THE EXERCISE:
Find each line holding "industrial" and copy it out.

GIVEN ENTRIES:
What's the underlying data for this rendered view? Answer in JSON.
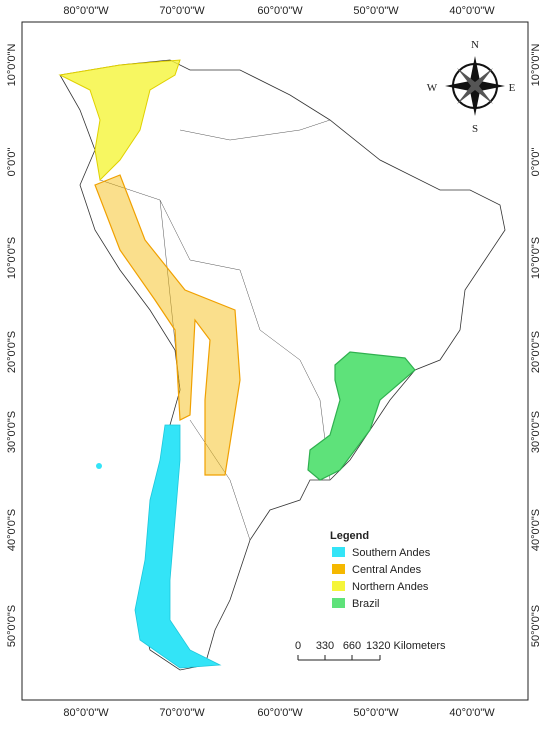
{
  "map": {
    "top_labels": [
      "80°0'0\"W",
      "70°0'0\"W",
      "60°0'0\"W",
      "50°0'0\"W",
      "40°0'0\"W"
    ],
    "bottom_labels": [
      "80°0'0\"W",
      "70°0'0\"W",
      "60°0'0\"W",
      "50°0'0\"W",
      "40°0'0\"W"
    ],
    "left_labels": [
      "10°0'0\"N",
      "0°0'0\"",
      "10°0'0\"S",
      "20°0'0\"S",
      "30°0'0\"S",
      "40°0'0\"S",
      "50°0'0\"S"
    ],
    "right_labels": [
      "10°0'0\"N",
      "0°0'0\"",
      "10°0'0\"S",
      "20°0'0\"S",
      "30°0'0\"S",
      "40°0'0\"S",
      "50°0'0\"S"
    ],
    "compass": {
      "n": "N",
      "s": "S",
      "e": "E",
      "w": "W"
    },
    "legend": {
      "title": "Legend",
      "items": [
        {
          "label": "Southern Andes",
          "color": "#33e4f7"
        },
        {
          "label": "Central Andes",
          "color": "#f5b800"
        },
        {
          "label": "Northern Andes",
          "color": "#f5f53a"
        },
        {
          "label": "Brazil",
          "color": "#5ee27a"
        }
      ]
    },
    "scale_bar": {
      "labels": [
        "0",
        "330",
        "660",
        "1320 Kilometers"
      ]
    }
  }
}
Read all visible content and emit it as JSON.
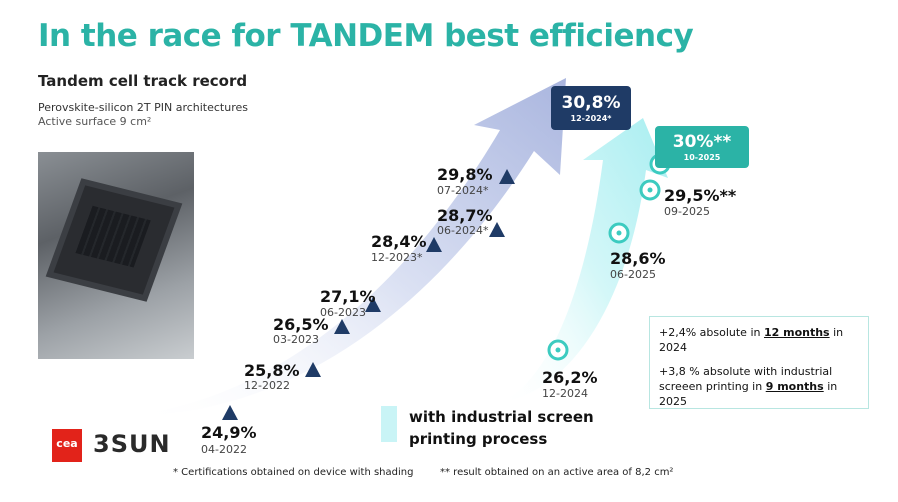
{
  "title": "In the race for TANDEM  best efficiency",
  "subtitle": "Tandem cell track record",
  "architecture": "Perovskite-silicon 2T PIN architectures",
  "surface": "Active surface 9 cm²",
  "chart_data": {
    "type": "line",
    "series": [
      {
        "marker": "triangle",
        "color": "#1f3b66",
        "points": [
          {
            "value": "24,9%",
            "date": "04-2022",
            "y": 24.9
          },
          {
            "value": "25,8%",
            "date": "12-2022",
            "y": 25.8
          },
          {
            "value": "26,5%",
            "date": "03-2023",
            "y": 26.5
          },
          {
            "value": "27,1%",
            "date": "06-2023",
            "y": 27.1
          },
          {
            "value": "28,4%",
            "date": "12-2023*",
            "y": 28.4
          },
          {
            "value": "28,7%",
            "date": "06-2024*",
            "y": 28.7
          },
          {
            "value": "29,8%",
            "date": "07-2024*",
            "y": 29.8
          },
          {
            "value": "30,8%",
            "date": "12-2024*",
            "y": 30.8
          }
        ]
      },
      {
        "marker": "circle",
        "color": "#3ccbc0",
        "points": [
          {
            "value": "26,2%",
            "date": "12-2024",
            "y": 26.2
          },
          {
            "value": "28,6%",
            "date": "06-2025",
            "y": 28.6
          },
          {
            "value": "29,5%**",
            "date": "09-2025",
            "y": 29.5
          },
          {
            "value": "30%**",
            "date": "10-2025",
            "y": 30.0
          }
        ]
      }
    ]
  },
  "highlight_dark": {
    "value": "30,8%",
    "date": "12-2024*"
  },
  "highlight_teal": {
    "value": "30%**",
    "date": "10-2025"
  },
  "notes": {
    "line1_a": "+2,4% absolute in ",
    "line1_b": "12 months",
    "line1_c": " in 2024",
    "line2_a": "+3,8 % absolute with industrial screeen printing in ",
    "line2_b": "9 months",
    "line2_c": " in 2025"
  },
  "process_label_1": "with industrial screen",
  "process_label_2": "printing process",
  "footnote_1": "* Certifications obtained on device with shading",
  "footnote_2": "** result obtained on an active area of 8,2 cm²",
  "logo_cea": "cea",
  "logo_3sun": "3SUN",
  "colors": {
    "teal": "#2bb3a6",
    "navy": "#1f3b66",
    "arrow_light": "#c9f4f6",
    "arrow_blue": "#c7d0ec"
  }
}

ANSWER:
    "line2_a": "+3,8 % absolute with industrial screeen printing in ",
  "process_label_1": "with industrial screen",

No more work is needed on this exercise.